§ **Task prompt**
Read through the records below and copy each line that uses the word "tárgymutató".

--- Start Material for the task ---

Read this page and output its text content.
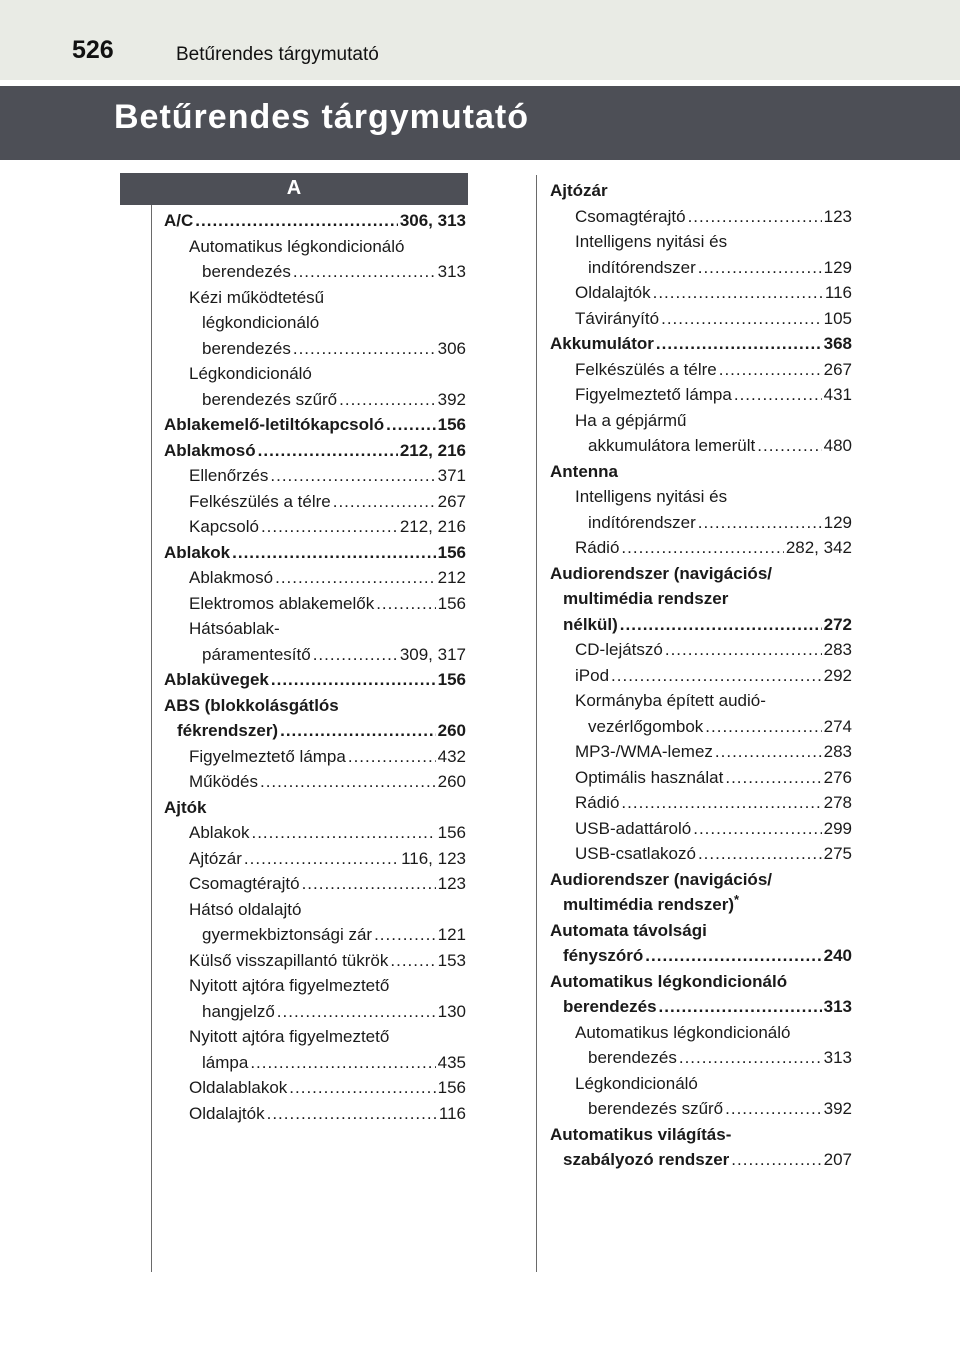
526	Betűrendes tárgymutató
Betűrendes tárgymutató
A
A/C .....	306, 313
Automatikus légkondicionáló
berendezés .....	313
Kézi működtetésű
légkondicionáló
berendezés .....	306
Légkondicionáló
berendezés szűrő .....	392
Ablakemelő-letiltókapcsoló .....	156
Ablakmosó .....	212, 216
Ellenőrzés .....	371
Felkészülés a télre .....	267
Kapcsoló .....	212, 216
Ablakok .....	156
Ablakmosó .....	212
Elektromos ablakemelők .....	156
Hátsóablak-
páramentesítő .....	309, 317
Ablaküvegek .....	156
ABS (blokkolásgátlós
fékrendszer) .....	260
Figyelmeztető lámpa .....	432
Működés .....	260
Ajtók
Ablakok .....	156
Ajtózár .....	116, 123
Csomagtérajtó .....	123
Hátsó oldalajtó
gyermekbiztonsági zár .....	121
Külső visszapillantó tükrök .....	153
Nyitott ajtóra figyelmeztető
hangjelző .....	130
Nyitott ajtóra figyelmeztető
lámpa .....	435
Oldalablakok .....	156
Oldalajtók .....	116
Ajtózár
Csomagtérajtó .....	123
Intelligens nyitási és
indítórendszer .....	129
Oldalajtók .....	116
Távirányító .....	105
Akkumulátor .....	368
Felkészülés a télre .....	267
Figyelmeztető lámpa .....	431
Ha a gépjármű
akkumulátora lemerült .....	480
Antenna
Intelligens nyitási és
indítórendszer .....	129
Rádió .....	282, 342
Audiorendszer (navigációs/
multimédia rendszer
nélkül) .....	272
CD-lejátszó .....	283
iPod .....	292
Kormányba épített audió-
vezérlőgombok .....	274
MP3-/WMA-lemez .....	283
Optimális használat .....	276
Rádió .....	278
USB-adattároló .....	299
USB-csatlakozó .....	275
Audiorendszer (navigációs/
multimédia rendszer) *
Automata távolsági
fényszóró .....	240
Automatikus légkondicionáló
berendezés .....	313
Automatikus légkondicionáló
berendezés .....	313
Légkondicionáló
berendezés szűrő .....	392
Automatikus világítás-
szabályozó rendszer .....	207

--- End Material for the task ---

§ **Output for this task**
526	Betűrendes tárgymutató
Betűrendes tárgymutató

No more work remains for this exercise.